Dataset records
· · ·
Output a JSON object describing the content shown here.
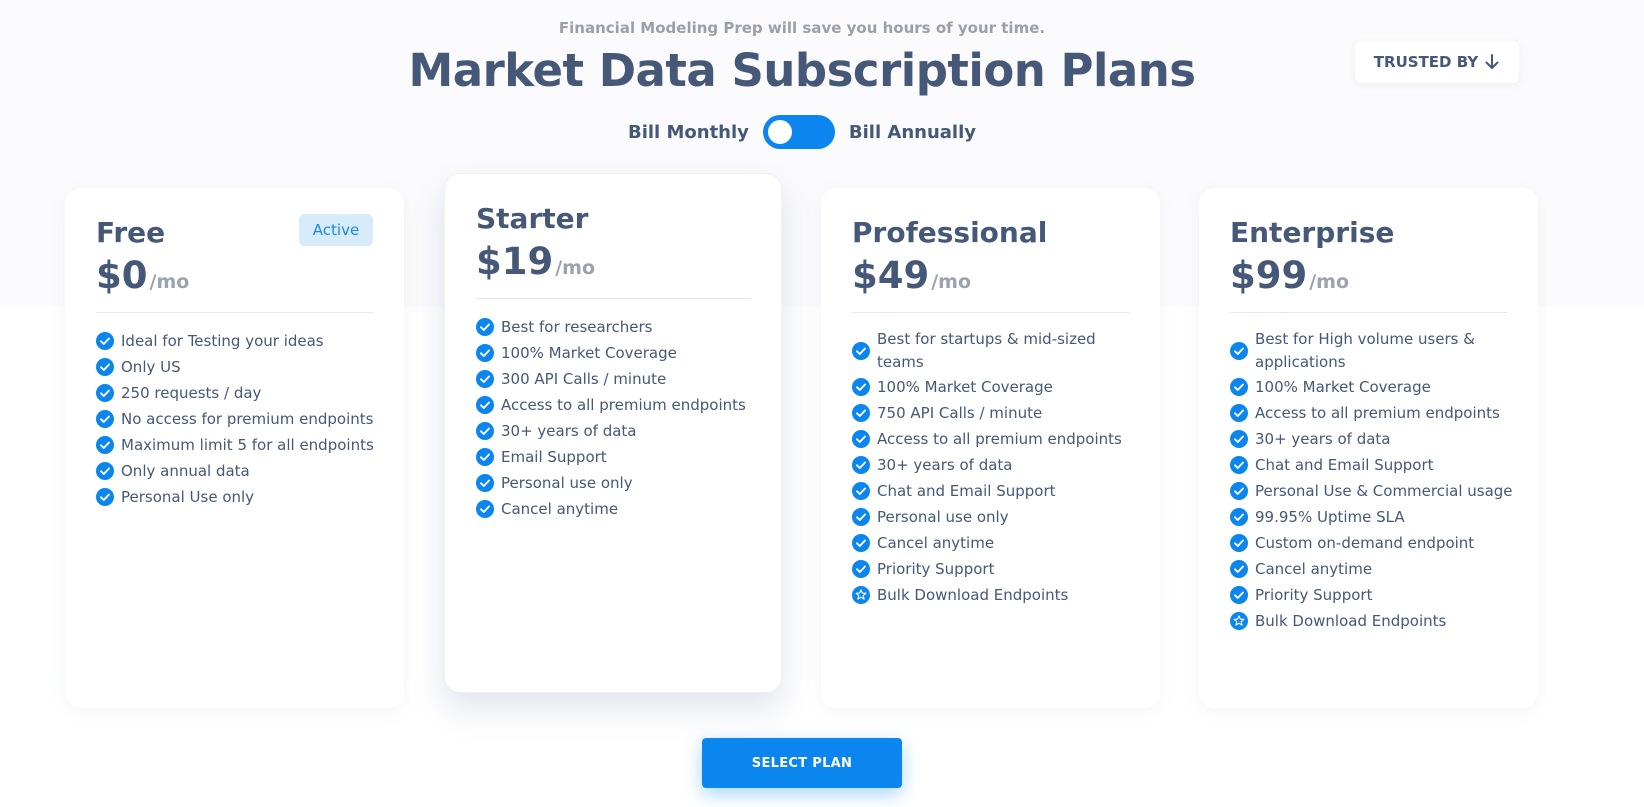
{
  "header": {
    "tagline": "Financial Modeling Prep will save you hours of your time.",
    "title": "Market Data Subscription Plans",
    "trusted_label": "TRUSTED BY",
    "trusted_icon": "arrow-down-icon"
  },
  "billing": {
    "monthly_label": "Bill Monthly",
    "annual_label": "Bill Annually",
    "toggle_state": "monthly"
  },
  "colors": {
    "accent": "#0a86ee",
    "text": "#465877",
    "muted": "#9ca3ae",
    "badge_bg": "#d7ecfb"
  },
  "plans": [
    {
      "name": "Free",
      "price": "$0",
      "per": "/mo",
      "badge": "Active",
      "features": [
        {
          "text": "Ideal for Testing your ideas",
          "icon": "check-circle-icon"
        },
        {
          "text": "Only US",
          "icon": "check-circle-icon"
        },
        {
          "text": "250 requests / day",
          "icon": "check-circle-icon"
        },
        {
          "text": "No access for premium endpoints",
          "icon": "check-circle-icon"
        },
        {
          "text": "Maximum limit 5 for all endpoints",
          "icon": "check-circle-icon"
        },
        {
          "text": "Only annual data",
          "icon": "check-circle-icon"
        },
        {
          "text": "Personal Use only",
          "icon": "check-circle-icon"
        }
      ]
    },
    {
      "name": "Starter",
      "price": "$19",
      "per": "/mo",
      "features": [
        {
          "text": "Best for researchers",
          "icon": "check-circle-icon"
        },
        {
          "text": "100% Market Coverage",
          "icon": "check-circle-icon"
        },
        {
          "text": "300 API Calls / minute",
          "icon": "check-circle-icon"
        },
        {
          "text": "Access to all premium endpoints",
          "icon": "check-circle-icon"
        },
        {
          "text": "30+ years of data",
          "icon": "check-circle-icon"
        },
        {
          "text": "Email Support",
          "icon": "check-circle-icon"
        },
        {
          "text": "Personal use only",
          "icon": "check-circle-icon"
        },
        {
          "text": "Cancel anytime",
          "icon": "check-circle-icon"
        }
      ]
    },
    {
      "name": "Professional",
      "price": "$49",
      "per": "/mo",
      "features": [
        {
          "text": "Best for startups & mid-sized teams",
          "icon": "check-circle-icon"
        },
        {
          "text": "100% Market Coverage",
          "icon": "check-circle-icon"
        },
        {
          "text": "750 API Calls / minute",
          "icon": "check-circle-icon"
        },
        {
          "text": "Access to all premium endpoints",
          "icon": "check-circle-icon"
        },
        {
          "text": "30+ years of data",
          "icon": "check-circle-icon"
        },
        {
          "text": "Chat and Email Support",
          "icon": "check-circle-icon"
        },
        {
          "text": "Personal use only",
          "icon": "check-circle-icon"
        },
        {
          "text": "Cancel anytime",
          "icon": "check-circle-icon"
        },
        {
          "text": "Priority Support",
          "icon": "check-circle-icon"
        },
        {
          "text": "Bulk Download Endpoints",
          "icon": "star-circle-icon"
        }
      ]
    },
    {
      "name": "Enterprise",
      "price": "$99",
      "per": "/mo",
      "features": [
        {
          "text": "Best for High volume users & applications",
          "icon": "check-circle-icon"
        },
        {
          "text": "100% Market Coverage",
          "icon": "check-circle-icon"
        },
        {
          "text": "Access to all premium endpoints",
          "icon": "check-circle-icon"
        },
        {
          "text": "30+ years of data",
          "icon": "check-circle-icon"
        },
        {
          "text": "Chat and Email Support",
          "icon": "check-circle-icon"
        },
        {
          "text": "Personal Use & Commercial usage",
          "icon": "check-circle-icon"
        },
        {
          "text": "99.95% Uptime SLA",
          "icon": "check-circle-icon"
        },
        {
          "text": "Custom on-demand endpoint",
          "icon": "check-circle-icon"
        },
        {
          "text": "Cancel anytime",
          "icon": "check-circle-icon"
        },
        {
          "text": "Priority Support",
          "icon": "check-circle-icon"
        },
        {
          "text": "Bulk Download Endpoints",
          "icon": "star-circle-icon"
        }
      ]
    }
  ],
  "cta": {
    "select_label": "SELECT PLAN"
  }
}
· · ·
# EXERCISE OBJECTIVE
Copy all lines from the entries that contain the word "Best".

# THE COMPLETED TASK
          "text": "Best for researchers",
          "text": "Best for startups & mid-sized teams",
          "text": "Best for High volume users & applications",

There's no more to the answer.